▸ **Work instructions**
Pick every line with "ffffff" from the material below.

▸ **Records provided**
* * * * * * *
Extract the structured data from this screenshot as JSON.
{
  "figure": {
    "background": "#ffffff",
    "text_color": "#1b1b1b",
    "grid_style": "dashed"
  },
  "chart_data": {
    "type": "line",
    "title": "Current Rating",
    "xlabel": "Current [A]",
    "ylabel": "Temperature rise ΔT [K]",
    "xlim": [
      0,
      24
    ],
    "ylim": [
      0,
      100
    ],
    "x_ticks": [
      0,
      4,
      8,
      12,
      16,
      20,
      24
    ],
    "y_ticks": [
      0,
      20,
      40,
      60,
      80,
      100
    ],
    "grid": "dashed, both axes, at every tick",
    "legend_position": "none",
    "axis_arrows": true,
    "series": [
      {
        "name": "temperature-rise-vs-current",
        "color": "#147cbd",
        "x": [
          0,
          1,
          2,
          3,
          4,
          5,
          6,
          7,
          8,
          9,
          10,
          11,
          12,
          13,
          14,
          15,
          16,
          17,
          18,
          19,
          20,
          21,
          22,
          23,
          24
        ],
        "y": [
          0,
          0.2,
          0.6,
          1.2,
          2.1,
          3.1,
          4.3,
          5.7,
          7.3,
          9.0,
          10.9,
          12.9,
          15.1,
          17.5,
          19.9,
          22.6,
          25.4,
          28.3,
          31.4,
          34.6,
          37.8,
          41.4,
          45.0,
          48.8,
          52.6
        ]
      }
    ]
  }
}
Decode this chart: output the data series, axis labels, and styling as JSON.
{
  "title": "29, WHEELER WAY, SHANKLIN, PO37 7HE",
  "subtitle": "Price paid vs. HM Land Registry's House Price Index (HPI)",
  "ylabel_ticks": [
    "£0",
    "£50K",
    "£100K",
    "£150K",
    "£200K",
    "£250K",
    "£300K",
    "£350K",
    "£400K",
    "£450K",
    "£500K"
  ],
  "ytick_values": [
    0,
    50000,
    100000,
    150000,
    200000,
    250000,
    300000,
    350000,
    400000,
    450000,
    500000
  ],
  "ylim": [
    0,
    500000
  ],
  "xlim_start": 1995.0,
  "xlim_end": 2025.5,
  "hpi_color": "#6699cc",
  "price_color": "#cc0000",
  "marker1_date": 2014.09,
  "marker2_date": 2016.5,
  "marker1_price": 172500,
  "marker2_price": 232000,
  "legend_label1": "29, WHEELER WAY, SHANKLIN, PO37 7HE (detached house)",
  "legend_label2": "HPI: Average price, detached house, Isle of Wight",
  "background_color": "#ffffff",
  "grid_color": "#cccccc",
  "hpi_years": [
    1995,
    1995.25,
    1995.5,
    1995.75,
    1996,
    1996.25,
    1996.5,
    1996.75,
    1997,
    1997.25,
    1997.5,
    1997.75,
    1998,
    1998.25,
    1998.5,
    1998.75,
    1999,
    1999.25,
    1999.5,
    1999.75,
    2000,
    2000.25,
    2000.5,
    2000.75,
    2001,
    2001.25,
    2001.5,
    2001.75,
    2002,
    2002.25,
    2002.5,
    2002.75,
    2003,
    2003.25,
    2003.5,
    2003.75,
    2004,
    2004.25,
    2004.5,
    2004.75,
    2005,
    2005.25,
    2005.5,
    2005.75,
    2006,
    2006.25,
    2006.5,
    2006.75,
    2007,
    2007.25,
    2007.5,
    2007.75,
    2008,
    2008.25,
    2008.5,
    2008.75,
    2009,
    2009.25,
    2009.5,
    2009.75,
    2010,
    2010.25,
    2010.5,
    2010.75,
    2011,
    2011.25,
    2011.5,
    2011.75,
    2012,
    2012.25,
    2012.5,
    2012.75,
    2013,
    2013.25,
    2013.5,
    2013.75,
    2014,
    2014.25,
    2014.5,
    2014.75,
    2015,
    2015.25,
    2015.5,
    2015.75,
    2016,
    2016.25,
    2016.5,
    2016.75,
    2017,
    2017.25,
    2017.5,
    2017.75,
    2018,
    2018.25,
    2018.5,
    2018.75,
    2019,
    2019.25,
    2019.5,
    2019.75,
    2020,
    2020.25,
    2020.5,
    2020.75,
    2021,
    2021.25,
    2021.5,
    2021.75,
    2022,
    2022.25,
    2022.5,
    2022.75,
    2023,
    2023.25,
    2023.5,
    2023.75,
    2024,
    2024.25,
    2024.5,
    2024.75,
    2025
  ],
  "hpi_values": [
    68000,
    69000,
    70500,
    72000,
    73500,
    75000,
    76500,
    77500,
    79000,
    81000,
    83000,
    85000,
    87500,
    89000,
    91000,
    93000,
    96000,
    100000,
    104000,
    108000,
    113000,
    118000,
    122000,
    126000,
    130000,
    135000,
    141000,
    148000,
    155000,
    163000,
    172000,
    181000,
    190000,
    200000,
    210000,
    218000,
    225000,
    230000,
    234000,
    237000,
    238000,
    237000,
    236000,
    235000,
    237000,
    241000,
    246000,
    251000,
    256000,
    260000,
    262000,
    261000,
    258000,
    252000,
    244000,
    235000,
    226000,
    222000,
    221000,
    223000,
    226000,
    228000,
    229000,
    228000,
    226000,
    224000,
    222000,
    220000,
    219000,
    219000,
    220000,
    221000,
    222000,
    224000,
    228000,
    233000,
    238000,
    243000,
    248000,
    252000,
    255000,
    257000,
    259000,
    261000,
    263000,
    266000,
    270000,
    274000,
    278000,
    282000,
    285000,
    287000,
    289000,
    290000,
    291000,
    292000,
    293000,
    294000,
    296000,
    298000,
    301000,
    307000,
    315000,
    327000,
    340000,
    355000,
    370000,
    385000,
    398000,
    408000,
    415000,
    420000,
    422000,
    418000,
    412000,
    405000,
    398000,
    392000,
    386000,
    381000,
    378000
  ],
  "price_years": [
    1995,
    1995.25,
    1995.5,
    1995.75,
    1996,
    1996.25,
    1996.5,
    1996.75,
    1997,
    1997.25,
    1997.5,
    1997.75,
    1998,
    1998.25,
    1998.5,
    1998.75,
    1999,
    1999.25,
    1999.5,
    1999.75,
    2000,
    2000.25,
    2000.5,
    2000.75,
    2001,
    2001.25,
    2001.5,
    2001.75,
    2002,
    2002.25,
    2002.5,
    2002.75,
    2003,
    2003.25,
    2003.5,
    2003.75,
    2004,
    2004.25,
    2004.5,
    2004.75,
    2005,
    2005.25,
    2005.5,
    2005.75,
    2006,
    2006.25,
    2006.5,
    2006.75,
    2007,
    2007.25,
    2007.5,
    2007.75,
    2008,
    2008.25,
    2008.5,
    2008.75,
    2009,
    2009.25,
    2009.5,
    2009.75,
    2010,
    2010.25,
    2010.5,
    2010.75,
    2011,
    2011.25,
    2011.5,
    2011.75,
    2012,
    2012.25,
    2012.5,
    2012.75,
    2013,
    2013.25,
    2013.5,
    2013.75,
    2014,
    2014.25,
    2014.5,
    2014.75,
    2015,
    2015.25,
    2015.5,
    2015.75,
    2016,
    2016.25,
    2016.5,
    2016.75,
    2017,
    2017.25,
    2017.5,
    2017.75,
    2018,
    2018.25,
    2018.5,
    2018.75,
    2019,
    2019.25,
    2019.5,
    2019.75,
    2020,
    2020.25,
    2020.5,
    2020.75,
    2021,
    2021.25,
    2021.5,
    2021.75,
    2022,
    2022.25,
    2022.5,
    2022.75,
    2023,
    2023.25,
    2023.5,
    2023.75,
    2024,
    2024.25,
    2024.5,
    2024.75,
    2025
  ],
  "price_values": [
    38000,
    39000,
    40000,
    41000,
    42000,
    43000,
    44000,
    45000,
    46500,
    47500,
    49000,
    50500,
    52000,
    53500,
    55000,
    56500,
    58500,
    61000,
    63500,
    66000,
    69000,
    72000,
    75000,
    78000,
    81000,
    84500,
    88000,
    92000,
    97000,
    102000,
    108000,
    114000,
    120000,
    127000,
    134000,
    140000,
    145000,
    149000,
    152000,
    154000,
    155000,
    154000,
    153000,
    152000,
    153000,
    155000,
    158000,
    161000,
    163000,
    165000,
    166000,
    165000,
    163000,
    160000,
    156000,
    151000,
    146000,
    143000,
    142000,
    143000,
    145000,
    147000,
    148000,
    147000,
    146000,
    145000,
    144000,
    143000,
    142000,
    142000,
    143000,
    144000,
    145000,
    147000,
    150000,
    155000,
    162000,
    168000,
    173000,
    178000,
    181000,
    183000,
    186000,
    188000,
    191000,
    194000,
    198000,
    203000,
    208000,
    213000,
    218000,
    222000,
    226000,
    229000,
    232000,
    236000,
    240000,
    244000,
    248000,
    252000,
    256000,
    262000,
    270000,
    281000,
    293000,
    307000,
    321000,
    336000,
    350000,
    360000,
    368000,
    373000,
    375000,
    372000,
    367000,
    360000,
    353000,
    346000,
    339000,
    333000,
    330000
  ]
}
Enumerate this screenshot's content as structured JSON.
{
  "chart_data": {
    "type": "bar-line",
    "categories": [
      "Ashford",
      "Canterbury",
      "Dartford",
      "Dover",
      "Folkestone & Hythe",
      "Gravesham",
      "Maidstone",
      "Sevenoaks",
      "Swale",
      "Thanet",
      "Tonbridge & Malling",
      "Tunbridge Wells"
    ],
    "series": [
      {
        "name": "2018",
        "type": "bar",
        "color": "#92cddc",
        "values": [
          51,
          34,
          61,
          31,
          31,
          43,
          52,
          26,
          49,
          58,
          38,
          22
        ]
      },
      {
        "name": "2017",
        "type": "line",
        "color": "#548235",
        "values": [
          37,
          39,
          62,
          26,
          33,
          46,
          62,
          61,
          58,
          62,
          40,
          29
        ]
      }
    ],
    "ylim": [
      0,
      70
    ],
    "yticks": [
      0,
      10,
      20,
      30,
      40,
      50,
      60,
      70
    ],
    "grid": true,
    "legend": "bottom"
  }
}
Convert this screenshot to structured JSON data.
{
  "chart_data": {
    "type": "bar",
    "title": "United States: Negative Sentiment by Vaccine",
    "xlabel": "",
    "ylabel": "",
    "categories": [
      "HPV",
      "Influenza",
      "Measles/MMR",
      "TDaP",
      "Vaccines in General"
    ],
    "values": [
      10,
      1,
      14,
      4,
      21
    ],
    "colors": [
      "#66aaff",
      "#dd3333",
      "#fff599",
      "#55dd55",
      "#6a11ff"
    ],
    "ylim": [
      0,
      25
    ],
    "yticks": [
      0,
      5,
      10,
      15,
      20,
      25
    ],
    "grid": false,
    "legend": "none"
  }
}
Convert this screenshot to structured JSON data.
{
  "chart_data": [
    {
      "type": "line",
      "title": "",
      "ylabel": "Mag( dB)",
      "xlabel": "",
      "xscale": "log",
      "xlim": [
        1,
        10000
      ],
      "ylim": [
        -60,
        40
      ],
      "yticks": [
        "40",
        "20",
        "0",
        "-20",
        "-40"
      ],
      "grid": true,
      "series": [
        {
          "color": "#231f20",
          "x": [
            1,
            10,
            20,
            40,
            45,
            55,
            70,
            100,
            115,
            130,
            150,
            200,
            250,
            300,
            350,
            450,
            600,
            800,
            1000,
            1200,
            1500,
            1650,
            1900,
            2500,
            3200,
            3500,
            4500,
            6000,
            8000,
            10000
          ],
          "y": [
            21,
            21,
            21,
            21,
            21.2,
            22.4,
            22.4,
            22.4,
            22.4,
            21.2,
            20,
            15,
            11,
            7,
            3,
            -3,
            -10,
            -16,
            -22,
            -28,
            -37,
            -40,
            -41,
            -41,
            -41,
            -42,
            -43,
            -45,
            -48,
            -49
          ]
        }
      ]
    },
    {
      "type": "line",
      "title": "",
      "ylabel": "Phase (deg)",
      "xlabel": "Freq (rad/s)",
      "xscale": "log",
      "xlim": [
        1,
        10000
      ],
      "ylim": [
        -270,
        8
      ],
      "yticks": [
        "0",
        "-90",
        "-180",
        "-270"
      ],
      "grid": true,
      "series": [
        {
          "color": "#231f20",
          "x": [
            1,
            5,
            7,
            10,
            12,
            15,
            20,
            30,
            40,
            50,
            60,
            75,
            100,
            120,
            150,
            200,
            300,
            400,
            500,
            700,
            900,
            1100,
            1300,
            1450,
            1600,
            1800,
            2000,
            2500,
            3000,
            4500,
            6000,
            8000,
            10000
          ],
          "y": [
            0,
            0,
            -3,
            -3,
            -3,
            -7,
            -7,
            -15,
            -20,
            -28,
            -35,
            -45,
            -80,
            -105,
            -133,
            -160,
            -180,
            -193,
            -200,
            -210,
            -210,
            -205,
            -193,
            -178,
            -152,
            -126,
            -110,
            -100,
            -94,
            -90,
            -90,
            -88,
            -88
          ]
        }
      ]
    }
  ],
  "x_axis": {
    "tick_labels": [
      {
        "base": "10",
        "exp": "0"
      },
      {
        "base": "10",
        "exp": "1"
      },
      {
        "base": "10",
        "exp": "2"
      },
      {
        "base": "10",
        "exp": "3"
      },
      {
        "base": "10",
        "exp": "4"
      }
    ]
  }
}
* * * * * * *
▸ **Answer to this task**
    "background": "#ffffff",
  "background_color": "#ffffff",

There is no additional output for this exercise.